>>
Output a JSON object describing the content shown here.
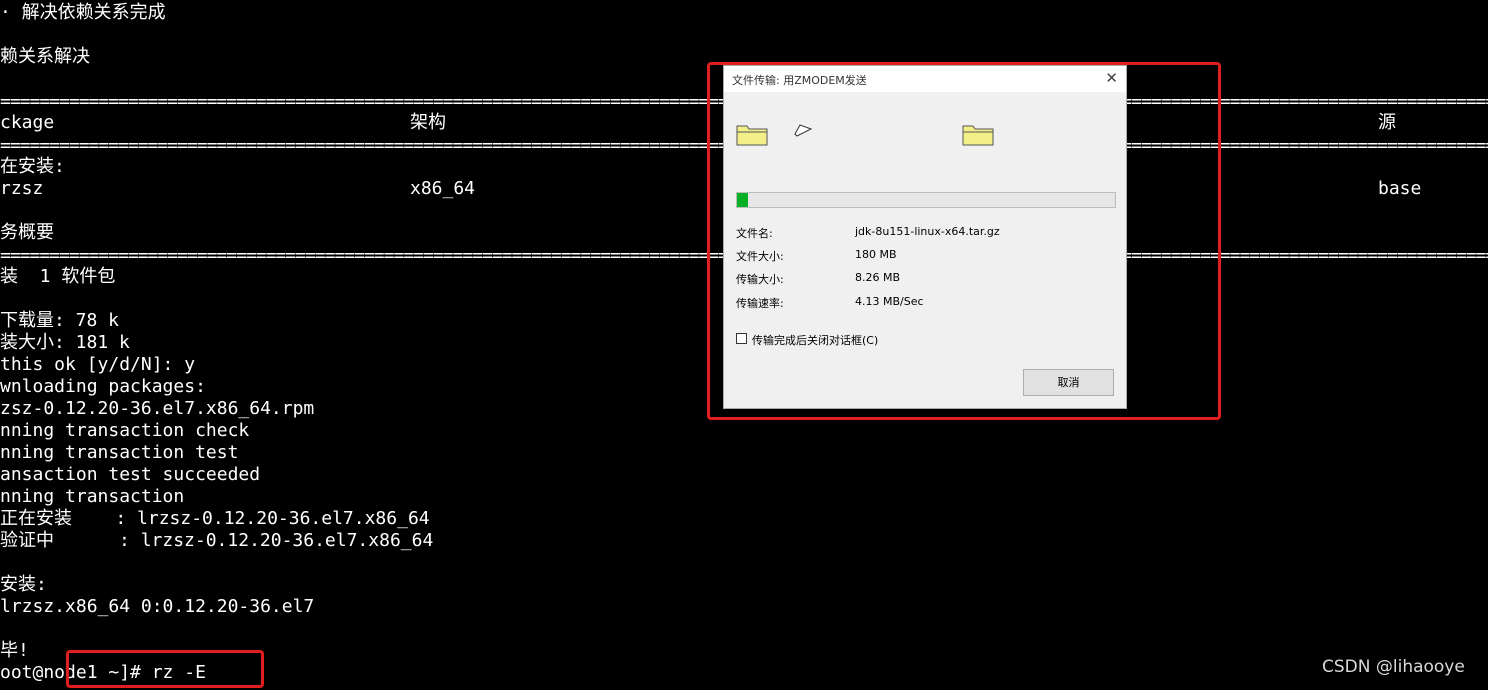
{
  "terminal": {
    "lines": [
      "· 解决依赖关系完成",
      "赖关系解决",
      "ckage",
      "在安装:",
      "rzsz",
      "务概要",
      "装  1 软件包",
      "下载量: 78 k",
      "装大小: 181 k",
      "this ok [y/d/N]: y",
      "wnloading packages:",
      "zsz-0.12.20-36.el7.x86_64.rpm",
      "nning transaction check",
      "nning transaction test",
      "ansaction test succeeded",
      "nning transaction",
      "正在安装    : lrzsz-0.12.20-36.el7.x86_64",
      "验证中      : lrzsz-0.12.20-36.el7.x86_64",
      "安装:",
      "lrzsz.x86_64 0:0.12.20-36.el7",
      "毕!",
      "oot@node1 ~]# rz -E"
    ],
    "col_arch_header": "架构",
    "col_source_header": "源",
    "arch_value": "x86_64",
    "source_value": "base",
    "separator": "=================================================================================================================================================================================="
  },
  "dialog": {
    "title": "文件传输: 用ZMODEM发送",
    "close_glyph": "✕",
    "progress": 0.03,
    "labels": {
      "filename": "文件名:",
      "filesize": "文件大小:",
      "transferred": "传输大小:",
      "speed": "传输速率:"
    },
    "values": {
      "filename": "jdk-8u151-linux-x64.tar.gz",
      "filesize": "180 MB",
      "transferred": "8.26 MB",
      "speed": "4.13 MB/Sec"
    },
    "close_after_label": "传输完成后关闭对话框(C)",
    "cancel_label": "取消"
  },
  "watermark": "CSDN @lihaooye",
  "colors": {
    "highlight": "#e01e1e",
    "progress": "#06b025",
    "folder": "#f3f08a"
  }
}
<<
Exercise aim -
Return the full material word for word. Do not include the pictures.

Answer to this task -
Output a JSON object describing the content shown here.
{
  "terminal": {
    "lines": [
      "· 解决依赖关系完成",
      "赖关系解决",
      "ckage",
      "在安装:",
      "rzsz",
      "务概要",
      "装  1 软件包",
      "下载量: 78 k",
      "装大小: 181 k",
      "this ok [y/d/N]: y",
      "wnloading packages:",
      "zsz-0.12.20-36.el7.x86_64.rpm",
      "nning transaction check",
      "nning transaction test",
      "ansaction test succeeded",
      "nning transaction",
      "正在安装    : lrzsz-0.12.20-36.el7.x86_64",
      "验证中      : lrzsz-0.12.20-36.el7.x86_64",
      "安装:",
      "lrzsz.x86_64 0:0.12.20-36.el7",
      "毕!",
      "oot@node1 ~]# rz -E"
    ],
    "col_arch_header": "架构",
    "col_source_header": "源",
    "arch_value": "x86_64",
    "source_value": "base",
    "separator": "=================================================================================================================================================================================="
  },
  "dialog": {
    "title": "文件传输: 用ZMODEM发送",
    "close_glyph": "✕",
    "progress": 0.03,
    "labels": {
      "filename": "文件名:",
      "filesize": "文件大小:",
      "transferred": "传输大小:",
      "speed": "传输速率:"
    },
    "values": {
      "filename": "jdk-8u151-linux-x64.tar.gz",
      "filesize": "180 MB",
      "transferred": "8.26 MB",
      "speed": "4.13 MB/Sec"
    },
    "close_after_label": "传输完成后关闭对话框(C)",
    "cancel_label": "取消"
  },
  "watermark": "CSDN @lihaooye",
  "colors": {
    "highlight": "#e01e1e",
    "progress": "#06b025",
    "folder": "#f3f08a"
  }
}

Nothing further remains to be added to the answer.